Data entries:
○ ○ ○ ○ ○
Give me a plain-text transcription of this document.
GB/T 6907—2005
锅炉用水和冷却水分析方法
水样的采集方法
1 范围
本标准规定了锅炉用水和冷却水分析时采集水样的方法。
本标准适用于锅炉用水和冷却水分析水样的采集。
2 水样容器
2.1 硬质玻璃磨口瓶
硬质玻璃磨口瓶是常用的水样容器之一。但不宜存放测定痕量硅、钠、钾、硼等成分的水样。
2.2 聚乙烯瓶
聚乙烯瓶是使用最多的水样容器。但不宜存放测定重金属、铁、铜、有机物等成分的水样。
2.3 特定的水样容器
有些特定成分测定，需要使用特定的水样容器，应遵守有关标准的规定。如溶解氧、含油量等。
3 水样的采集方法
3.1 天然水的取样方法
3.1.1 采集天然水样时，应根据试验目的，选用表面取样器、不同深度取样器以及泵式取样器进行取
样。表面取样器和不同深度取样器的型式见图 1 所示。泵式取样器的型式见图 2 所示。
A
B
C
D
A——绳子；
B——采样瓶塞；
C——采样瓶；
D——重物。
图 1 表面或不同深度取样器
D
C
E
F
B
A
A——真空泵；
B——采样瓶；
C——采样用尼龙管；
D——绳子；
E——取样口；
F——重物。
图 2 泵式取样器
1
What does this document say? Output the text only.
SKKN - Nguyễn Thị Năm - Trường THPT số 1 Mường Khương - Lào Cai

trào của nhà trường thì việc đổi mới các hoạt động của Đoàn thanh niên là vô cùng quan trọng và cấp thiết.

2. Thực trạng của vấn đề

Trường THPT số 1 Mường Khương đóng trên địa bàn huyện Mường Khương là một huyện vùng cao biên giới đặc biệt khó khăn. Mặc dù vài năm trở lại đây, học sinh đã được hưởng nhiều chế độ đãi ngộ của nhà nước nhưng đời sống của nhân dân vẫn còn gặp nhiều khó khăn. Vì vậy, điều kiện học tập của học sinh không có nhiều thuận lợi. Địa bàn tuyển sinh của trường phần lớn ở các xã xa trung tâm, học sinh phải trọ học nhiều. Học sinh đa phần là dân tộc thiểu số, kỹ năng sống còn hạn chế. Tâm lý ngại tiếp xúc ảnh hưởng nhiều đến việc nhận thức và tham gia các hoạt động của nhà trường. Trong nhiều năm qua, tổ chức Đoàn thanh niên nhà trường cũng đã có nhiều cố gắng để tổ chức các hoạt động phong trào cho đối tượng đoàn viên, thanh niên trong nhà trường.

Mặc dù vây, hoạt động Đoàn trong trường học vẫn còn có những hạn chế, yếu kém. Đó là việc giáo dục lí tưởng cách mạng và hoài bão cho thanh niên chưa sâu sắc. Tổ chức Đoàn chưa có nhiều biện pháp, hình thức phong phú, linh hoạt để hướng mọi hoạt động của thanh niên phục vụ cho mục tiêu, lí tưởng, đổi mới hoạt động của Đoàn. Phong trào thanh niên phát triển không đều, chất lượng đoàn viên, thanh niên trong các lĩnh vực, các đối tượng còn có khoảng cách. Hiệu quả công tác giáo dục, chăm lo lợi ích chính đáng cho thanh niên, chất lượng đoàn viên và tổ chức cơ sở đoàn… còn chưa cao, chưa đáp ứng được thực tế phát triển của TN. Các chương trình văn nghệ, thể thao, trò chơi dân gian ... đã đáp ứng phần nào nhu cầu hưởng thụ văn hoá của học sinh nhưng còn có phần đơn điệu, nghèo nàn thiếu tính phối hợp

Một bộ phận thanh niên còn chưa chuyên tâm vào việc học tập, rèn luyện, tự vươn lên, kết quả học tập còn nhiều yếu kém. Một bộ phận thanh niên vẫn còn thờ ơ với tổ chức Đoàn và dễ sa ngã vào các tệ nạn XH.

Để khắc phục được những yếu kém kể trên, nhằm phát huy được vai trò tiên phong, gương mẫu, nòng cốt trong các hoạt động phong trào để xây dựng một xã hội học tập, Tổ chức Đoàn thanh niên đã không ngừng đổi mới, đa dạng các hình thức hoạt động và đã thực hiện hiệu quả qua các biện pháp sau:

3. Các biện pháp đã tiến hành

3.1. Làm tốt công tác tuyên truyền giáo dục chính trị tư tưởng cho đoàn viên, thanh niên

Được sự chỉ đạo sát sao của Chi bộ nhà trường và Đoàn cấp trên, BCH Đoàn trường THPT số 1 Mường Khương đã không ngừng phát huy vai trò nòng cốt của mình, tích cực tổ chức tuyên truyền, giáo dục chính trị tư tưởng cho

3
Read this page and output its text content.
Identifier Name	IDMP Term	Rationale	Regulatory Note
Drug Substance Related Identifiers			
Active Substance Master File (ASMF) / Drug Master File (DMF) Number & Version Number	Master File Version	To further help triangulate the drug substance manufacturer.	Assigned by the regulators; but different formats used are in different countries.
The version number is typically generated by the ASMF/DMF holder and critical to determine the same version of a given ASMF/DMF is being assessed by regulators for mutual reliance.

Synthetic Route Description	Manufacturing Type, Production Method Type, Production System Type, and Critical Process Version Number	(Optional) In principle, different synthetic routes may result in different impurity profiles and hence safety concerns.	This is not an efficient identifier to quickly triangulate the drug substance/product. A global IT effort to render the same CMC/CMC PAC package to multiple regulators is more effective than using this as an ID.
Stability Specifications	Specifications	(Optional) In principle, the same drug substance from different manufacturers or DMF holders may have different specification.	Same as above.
○ ○ ○ ○ ○
### WHAT THIS TASK INVOLVES
Identify the lines in the entries above that contain "truyền", then copy them out.

### RESULT FOR THIS EXERCISE
3.1. Làm tốt công tác tuyên truyền giáo dục chính trị tư tưởng cho đoàn viên, thanh niên
Được sự chỉ đạo sát sao của Chi bộ nhà trường và Đoàn cấp trên, BCH Đoàn trường THPT số 1 Mường Khương đã không ngừng phát huy vai trò nòng cốt của mình, tích cực tổ chức tuyên truyền, giáo dục chính trị tư tưởng cho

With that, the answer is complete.